Structured figure records
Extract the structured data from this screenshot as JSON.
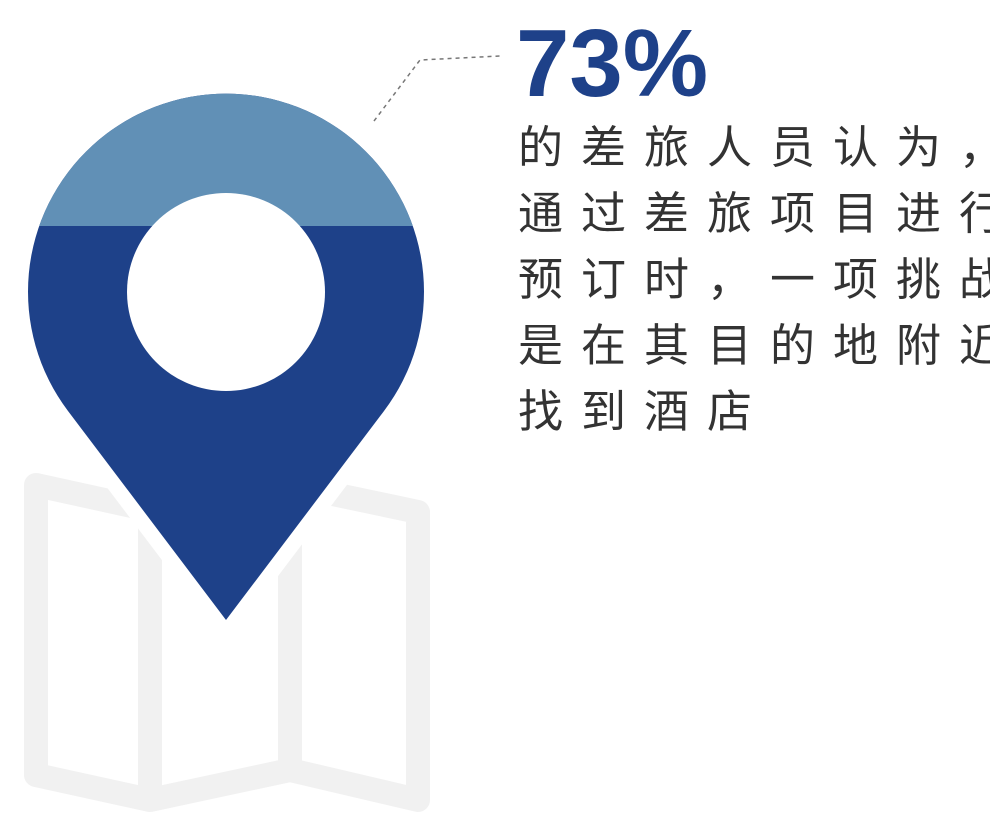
{
  "stat": {
    "value": "73%",
    "lines": [
      "的差旅人员认为，",
      "通过差旅项目进行",
      "预订时，一项挑战",
      "是在其目的地附近",
      "找到酒店"
    ]
  }
}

**PROMPT**
Repeat the material above in full and unchanged, minus its images.

**RESULT FOR THIS TASK**
Extract the structured data from this screenshot as JSON.
{
  "stat": {
    "value": "73%",
    "lines": [
      "的差旅人员认为，",
      "通过差旅项目进行",
      "预订时，一项挑战",
      "是在其目的地附近",
      "找到酒店"
    ]
  }
}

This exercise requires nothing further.